## Supplied passage
>> start

National University of Defense Technology: A New Method for Blade Vibration Parameter Identification Based on Dual-Sensor Full Waveform Analysis and Improved Grey Wolf Optimization Algorithm (IGWO)

Introduction

The Wenkang Huang team from the School of Intelligent Science and Technology at the National University of Defense Technology published research in Mechanical Systems and Signal Processing, proposing a new method for blade vibration parameter identification based on dual-sensor full waveform analysis and an improved grey wolf optimization algorithm (IGWO). This method does not rely on prior information such as vibration frequency or order, achieving accurate identification of single-mode vibration parameters with just one circle of data, and solving the dual-mode vibration problem with four circles of data, providing key technical support for the implementation of online BTT monitoring systems.

1. What Does the Paper Discuss?

In core equipment such as aircraft engines and gas turbines, rotating blades are subjected to extreme conditions of high temperature, high pressure, and high speed, and their vibration state directly determines the equipment’s lifespan and operational safety. Traditional contact monitoring methods (such as strain gauges) are invasive and have poor durability, making them difficult to meet requirements. Meanwhile, mainstream non-contact blade tip timing (BTT) technology relies on sparse time of arrival (TOA) data, falling into the dilemma of “information compression”—simplifying the complete voltage waveform generated by sensors into a single discrete point, leading to signal undersampling and frequency aliasing, especially in multi-frequency vibration scenarios where identification accuracy significantly decreases. The core goal of this paper is clear: to address the issues of traditional BTT technology, which suffers from “excessive information loss, inaccurate identification, and reliance on experience.” The entire study revolves around three questions: “how to gather more information, how to effectively integrate data, and how to calculate accurately,” ultimately demonstrating the effectiveness of the method through experiments.

The research primarily accomplished the following three tasks:

  1. Changing the Data Acquisition Method: Instead of only using TOA discrete points, the complete voltage waveform captured by the sensors is utilized. When the blade passes the sensor, details such as how the voltage rises and falls, and where the peaks are, are all preserved.

>> end

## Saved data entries
>> start

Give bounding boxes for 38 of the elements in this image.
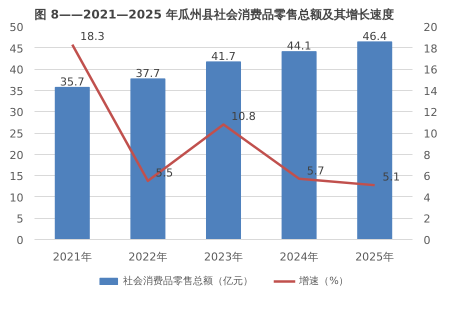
y-tick-label: 5 — [16, 212, 24, 226]
y2-tick-label: 8 — [424, 148, 430, 162]
legend-label: 增速（%） — [299, 274, 349, 288]
y2-tick-label: 14 — [424, 84, 438, 98]
y-tick-label: 25 — [10, 128, 24, 140]
y-tick-label: 45 — [10, 42, 24, 56]
y-tick-label: 50 — [10, 21, 24, 34]
x-tick-label: 2025年 — [355, 250, 394, 264]
data-label: 37.7 — [136, 66, 160, 80]
y-tick-label: 40 — [10, 64, 24, 77]
y2-tick-label: 10 — [424, 128, 438, 140]
data-label: 5.5 — [156, 166, 174, 180]
data-label: 18.3 — [80, 30, 105, 44]
chart-title: 图 8——2021—2025 年瓜州县社会消费品零售总额及其增长速度 — [34, 8, 394, 22]
x-tick-label: 2023年 — [204, 250, 244, 264]
legend-label: 社会消费品零售总额（亿元） — [123, 274, 254, 288]
bar — [54, 86, 90, 240]
y2-tick-label: 4 — [424, 191, 430, 204]
y2-tick-label: 16 — [424, 64, 438, 77]
data-label: 35.7 — [60, 75, 85, 88]
x-tick-label: 2021年 — [52, 250, 92, 264]
x-tick-label: 2024年 — [280, 250, 319, 264]
data-label: 44.1 — [286, 40, 312, 53]
x-tick-label: 2022年 — [128, 250, 168, 264]
y-tick-label: 35 — [10, 84, 24, 98]
y2-tick-label: 0 — [424, 234, 430, 247]
data-label: 46.4 — [362, 30, 387, 43]
y2-tick-label: 12 — [424, 106, 438, 120]
y-tick-label: 20 — [10, 148, 24, 162]
y2-tick-label: 2 — [424, 212, 430, 226]
y2-tick-label: 6 — [424, 170, 430, 184]
y-tick-label: 10 — [10, 191, 24, 204]
y-tick-label: 30 — [10, 106, 24, 120]
y-tick-label: 0 — [16, 234, 24, 247]
y-tick-label: 15 — [10, 170, 24, 184]
y2-tick-label: 18 — [424, 42, 438, 56]
data-label: 41.7 — [211, 50, 236, 63]
y2-tick-label: 20 — [424, 21, 438, 34]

>> end

## Direction
List the questions around which the blade vibration article says the entire study revolves. The saved data entries are not needed for this work.

## Exercise output
- How to gather more information
- How to effectively integrate data
- How to calculate accurately